--- GIVEN EXERCISE ---
Filter the lines below, copying only those with the string "JSON".

***** DATA TO PROCESS

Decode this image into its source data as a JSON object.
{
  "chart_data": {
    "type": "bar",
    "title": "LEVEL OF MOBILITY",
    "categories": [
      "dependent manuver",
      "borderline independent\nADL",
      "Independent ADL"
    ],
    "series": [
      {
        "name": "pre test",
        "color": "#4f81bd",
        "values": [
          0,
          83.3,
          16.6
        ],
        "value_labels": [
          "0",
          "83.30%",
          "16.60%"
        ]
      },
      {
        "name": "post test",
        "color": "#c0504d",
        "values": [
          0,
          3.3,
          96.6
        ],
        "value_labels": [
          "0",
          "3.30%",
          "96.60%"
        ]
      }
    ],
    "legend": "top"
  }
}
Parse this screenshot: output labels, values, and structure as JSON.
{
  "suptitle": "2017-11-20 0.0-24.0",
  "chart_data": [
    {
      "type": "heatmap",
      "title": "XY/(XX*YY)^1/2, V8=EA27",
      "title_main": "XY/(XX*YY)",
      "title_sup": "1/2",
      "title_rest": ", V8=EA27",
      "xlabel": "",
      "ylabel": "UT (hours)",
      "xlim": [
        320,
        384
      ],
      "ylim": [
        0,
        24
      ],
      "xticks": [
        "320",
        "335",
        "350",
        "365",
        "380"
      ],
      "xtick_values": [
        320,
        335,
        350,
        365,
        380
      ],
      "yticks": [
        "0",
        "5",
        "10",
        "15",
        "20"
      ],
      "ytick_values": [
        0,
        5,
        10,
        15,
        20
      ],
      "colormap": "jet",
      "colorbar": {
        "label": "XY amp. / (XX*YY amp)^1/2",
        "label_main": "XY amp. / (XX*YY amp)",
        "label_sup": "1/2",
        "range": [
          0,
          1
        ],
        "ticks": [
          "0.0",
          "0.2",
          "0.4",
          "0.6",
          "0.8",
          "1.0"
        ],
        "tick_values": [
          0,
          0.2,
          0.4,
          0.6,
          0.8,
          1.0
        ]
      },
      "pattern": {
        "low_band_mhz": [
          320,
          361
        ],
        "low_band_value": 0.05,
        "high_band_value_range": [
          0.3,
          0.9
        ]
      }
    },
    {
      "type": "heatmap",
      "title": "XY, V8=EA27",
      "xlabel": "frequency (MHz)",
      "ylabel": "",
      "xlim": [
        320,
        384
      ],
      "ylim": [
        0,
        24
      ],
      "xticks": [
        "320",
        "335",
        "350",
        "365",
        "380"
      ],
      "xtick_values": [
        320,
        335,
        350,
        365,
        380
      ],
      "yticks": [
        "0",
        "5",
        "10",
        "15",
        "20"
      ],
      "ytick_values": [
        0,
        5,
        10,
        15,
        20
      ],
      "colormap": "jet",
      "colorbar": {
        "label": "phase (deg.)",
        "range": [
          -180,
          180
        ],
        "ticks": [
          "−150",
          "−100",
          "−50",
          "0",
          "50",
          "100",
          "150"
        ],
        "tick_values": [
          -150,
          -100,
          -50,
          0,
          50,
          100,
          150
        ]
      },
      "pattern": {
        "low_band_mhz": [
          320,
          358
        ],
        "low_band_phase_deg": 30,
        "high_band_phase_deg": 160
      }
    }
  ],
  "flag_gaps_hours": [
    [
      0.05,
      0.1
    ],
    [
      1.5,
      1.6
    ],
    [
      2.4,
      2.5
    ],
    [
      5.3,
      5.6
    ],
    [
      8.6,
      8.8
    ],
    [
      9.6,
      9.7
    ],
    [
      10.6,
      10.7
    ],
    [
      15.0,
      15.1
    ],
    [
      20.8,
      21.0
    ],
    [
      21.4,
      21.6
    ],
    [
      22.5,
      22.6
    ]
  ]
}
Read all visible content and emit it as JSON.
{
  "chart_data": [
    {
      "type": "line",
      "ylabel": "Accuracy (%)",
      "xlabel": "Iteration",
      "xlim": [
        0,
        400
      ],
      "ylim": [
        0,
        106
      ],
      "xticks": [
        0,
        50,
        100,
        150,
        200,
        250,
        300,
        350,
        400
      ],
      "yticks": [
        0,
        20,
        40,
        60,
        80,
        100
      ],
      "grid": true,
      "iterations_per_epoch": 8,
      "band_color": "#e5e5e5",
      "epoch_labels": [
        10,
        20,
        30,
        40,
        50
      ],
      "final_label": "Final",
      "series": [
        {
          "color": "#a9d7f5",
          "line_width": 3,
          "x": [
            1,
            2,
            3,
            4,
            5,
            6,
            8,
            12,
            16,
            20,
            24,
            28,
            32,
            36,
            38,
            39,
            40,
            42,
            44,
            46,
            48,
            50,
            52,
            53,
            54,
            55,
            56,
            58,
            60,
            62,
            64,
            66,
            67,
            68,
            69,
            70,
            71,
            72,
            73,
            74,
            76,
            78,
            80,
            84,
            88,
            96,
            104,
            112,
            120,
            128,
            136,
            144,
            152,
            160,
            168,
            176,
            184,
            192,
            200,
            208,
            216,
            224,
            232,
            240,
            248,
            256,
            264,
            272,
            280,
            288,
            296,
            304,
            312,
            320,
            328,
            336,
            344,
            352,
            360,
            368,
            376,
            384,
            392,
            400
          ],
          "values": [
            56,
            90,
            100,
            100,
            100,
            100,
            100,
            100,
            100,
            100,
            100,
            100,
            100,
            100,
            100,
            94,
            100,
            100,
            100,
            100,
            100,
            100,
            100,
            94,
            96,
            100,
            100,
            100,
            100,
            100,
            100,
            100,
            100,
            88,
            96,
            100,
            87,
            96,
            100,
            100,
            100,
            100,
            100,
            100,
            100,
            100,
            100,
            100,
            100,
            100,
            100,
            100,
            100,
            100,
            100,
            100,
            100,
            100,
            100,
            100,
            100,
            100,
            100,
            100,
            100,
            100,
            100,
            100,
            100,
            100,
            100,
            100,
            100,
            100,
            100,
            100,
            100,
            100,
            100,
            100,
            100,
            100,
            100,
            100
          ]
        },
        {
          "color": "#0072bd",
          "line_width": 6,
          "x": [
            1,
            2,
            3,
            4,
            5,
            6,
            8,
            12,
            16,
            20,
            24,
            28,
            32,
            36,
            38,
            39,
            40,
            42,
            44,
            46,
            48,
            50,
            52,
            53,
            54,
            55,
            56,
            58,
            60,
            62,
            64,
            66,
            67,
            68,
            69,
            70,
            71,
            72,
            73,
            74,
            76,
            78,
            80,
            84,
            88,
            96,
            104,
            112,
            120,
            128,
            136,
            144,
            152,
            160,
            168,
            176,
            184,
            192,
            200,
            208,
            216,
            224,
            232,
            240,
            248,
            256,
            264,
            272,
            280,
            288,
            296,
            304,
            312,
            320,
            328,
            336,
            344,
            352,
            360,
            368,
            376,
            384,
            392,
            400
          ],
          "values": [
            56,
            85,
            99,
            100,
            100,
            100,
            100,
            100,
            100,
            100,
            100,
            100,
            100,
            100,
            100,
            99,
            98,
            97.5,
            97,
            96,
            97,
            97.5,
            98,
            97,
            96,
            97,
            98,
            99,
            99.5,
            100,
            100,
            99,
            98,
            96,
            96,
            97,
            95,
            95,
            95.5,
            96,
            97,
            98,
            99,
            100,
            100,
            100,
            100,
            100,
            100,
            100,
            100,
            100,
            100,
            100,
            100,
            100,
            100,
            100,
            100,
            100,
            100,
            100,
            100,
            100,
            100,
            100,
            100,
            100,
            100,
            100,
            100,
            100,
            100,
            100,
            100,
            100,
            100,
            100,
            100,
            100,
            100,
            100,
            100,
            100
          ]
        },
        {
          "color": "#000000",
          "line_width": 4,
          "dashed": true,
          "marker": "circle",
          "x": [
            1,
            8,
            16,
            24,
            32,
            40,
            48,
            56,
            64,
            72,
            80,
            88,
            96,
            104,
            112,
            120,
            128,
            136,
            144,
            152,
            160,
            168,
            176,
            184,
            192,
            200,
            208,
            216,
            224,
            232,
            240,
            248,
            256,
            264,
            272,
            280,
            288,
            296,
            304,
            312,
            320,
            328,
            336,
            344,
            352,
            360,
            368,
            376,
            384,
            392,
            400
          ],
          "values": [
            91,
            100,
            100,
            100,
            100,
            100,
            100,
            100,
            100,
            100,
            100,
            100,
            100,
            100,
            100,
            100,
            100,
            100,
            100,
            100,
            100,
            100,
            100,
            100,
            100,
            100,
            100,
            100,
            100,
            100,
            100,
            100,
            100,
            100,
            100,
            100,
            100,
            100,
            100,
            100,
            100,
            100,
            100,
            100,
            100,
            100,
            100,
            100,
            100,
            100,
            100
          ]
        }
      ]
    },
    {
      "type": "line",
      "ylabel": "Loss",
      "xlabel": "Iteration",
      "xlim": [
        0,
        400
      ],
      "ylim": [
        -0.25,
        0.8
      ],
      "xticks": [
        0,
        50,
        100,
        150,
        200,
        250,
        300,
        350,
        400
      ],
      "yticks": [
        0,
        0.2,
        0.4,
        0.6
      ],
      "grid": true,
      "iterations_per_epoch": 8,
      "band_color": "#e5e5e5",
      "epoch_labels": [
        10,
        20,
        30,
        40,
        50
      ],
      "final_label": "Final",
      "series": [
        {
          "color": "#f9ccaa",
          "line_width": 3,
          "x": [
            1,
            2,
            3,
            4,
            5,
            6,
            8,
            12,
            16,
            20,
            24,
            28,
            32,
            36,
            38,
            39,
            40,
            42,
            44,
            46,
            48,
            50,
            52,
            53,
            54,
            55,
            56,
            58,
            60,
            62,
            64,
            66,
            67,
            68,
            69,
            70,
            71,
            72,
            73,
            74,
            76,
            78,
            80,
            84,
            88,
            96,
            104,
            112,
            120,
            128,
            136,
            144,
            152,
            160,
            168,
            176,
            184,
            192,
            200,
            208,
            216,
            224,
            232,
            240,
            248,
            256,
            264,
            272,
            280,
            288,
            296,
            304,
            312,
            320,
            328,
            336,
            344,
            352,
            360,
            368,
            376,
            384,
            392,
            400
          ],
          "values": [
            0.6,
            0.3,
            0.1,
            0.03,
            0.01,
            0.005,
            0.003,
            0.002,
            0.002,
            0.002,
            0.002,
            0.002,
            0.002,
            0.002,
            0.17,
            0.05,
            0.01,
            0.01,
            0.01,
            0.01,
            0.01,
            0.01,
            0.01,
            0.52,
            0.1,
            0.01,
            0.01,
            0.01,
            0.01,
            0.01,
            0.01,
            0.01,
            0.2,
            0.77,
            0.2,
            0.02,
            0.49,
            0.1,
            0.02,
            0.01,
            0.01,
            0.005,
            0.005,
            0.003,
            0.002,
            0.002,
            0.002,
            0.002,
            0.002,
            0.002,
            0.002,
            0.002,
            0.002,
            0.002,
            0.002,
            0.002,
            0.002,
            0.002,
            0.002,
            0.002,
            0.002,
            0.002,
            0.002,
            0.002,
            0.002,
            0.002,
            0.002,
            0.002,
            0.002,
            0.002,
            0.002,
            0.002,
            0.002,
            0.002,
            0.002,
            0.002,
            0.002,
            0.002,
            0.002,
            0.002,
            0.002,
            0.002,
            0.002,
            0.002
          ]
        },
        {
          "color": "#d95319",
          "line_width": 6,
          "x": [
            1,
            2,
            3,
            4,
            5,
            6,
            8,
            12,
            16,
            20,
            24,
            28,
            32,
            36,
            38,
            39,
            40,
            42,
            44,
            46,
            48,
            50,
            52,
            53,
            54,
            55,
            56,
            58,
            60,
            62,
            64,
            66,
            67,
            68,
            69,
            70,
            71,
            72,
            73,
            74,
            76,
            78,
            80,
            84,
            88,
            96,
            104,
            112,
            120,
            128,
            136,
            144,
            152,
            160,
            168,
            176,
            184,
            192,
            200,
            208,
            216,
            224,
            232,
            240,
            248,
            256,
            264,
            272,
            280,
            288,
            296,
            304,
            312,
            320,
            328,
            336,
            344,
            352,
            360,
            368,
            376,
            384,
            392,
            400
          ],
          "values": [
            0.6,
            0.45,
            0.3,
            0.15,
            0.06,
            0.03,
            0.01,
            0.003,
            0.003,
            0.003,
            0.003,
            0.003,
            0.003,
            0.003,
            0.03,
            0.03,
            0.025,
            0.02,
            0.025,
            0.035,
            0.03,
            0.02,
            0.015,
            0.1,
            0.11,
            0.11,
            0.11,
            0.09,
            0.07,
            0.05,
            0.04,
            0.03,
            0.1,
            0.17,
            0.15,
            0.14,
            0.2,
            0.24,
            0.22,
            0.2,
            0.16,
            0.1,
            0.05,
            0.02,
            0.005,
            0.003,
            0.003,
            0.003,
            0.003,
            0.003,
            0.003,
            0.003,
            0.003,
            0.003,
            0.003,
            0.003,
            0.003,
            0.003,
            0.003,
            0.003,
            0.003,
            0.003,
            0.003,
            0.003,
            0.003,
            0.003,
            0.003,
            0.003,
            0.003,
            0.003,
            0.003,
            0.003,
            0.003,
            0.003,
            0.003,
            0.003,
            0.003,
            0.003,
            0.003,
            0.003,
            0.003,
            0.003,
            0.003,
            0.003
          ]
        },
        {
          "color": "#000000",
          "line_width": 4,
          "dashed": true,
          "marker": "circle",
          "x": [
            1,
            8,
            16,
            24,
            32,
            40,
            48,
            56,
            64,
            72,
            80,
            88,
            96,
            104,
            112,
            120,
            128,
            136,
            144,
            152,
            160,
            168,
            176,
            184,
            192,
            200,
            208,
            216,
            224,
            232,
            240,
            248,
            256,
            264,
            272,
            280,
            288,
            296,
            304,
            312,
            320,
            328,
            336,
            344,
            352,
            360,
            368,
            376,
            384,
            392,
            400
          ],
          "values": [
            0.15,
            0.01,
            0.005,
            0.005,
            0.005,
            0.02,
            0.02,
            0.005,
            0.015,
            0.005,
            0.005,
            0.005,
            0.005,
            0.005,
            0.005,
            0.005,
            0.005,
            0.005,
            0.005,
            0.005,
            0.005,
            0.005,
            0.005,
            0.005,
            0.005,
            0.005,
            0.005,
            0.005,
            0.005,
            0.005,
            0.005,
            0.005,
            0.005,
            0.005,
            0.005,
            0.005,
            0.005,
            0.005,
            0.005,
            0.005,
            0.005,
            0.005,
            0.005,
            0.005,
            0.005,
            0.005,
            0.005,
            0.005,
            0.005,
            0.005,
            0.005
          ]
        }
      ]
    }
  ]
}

**********

--- SOLUTION ---
Decode this image into its source data as a JSON object.
Parse this screenshot: output labels, values, and structure as JSON.
Read all visible content and emit it as JSON.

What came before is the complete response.